:: Data records ::
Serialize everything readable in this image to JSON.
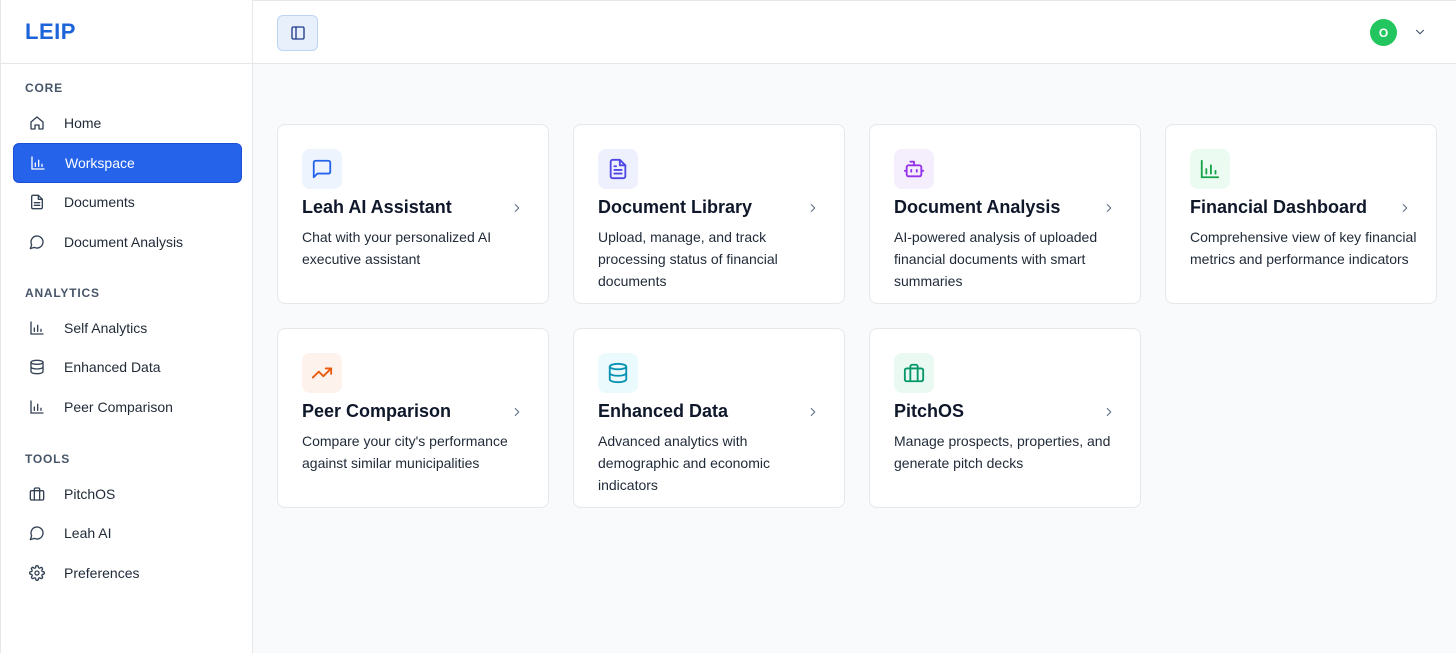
{
  "brand": {
    "name": "LEIP"
  },
  "sidebar": {
    "sections": [
      {
        "title": "CORE",
        "items": [
          {
            "label": "Home",
            "icon": "home-icon"
          },
          {
            "label": "Workspace",
            "icon": "bar-chart-icon",
            "active": true
          },
          {
            "label": "Documents",
            "icon": "file-text-icon"
          },
          {
            "label": "Document Analysis",
            "icon": "message-circle-icon"
          }
        ]
      },
      {
        "title": "ANALYTICS",
        "items": [
          {
            "label": "Self Analytics",
            "icon": "bar-chart-icon"
          },
          {
            "label": "Enhanced Data",
            "icon": "database-icon"
          },
          {
            "label": "Peer Comparison",
            "icon": "bar-chart-icon"
          }
        ]
      },
      {
        "title": "TOOLS",
        "items": [
          {
            "label": "PitchOS",
            "icon": "briefcase-icon"
          },
          {
            "label": "Leah AI",
            "icon": "message-circle-icon"
          },
          {
            "label": "Preferences",
            "icon": "gear-icon"
          }
        ]
      }
    ]
  },
  "header": {
    "toggle_icon": "sidebar-toggle-icon",
    "user_initial": "O",
    "user_avatar_color": "#22c55e"
  },
  "colors": {
    "accent": "#2563eb",
    "brand": "#1d64d8"
  },
  "cards": [
    {
      "title": "Leah AI Assistant",
      "description": "Chat with your personalized AI executive assistant",
      "icon": "message-square-icon",
      "icon_color": "#2563eb",
      "icon_bg": "#eef4fe"
    },
    {
      "title": "Document Library",
      "description": "Upload, manage, and track processing status of financial documents",
      "icon": "file-text-icon",
      "icon_color": "#4f46e5",
      "icon_bg": "#eef0fd"
    },
    {
      "title": "Document Analysis",
      "description": "AI-powered analysis of uploaded financial documents with smart summaries",
      "icon": "bot-icon",
      "icon_color": "#9333ea",
      "icon_bg": "#f5effd"
    },
    {
      "title": "Financial Dashboard",
      "description": "Comprehensive view of key financial metrics and performance indicators",
      "icon": "bar-chart-icon",
      "icon_color": "#16a34a",
      "icon_bg": "#ecfbf1"
    },
    {
      "title": "Peer Comparison",
      "description": "Compare your city's performance against similar municipalities",
      "icon": "trending-up-icon",
      "icon_color": "#ea580c",
      "icon_bg": "#fef3ec"
    },
    {
      "title": "Enhanced Data",
      "description": "Advanced analytics with demographic and economic indicators",
      "icon": "database-icon",
      "icon_color": "#0891b2",
      "icon_bg": "#ebfbfd"
    },
    {
      "title": "PitchOS",
      "description": "Manage prospects, properties, and generate pitch decks",
      "icon": "briefcase-icon",
      "icon_color": "#059669",
      "icon_bg": "#eafaf3"
    }
  ]
}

:: Work instructions ::
Consider the entries above and return each line with the string "indicators".

:: Answer to this exercise ::
      "description": "Comprehensive view of key financial metrics and performance indicators",
      "description": "Advanced analytics with demographic and economic indicators",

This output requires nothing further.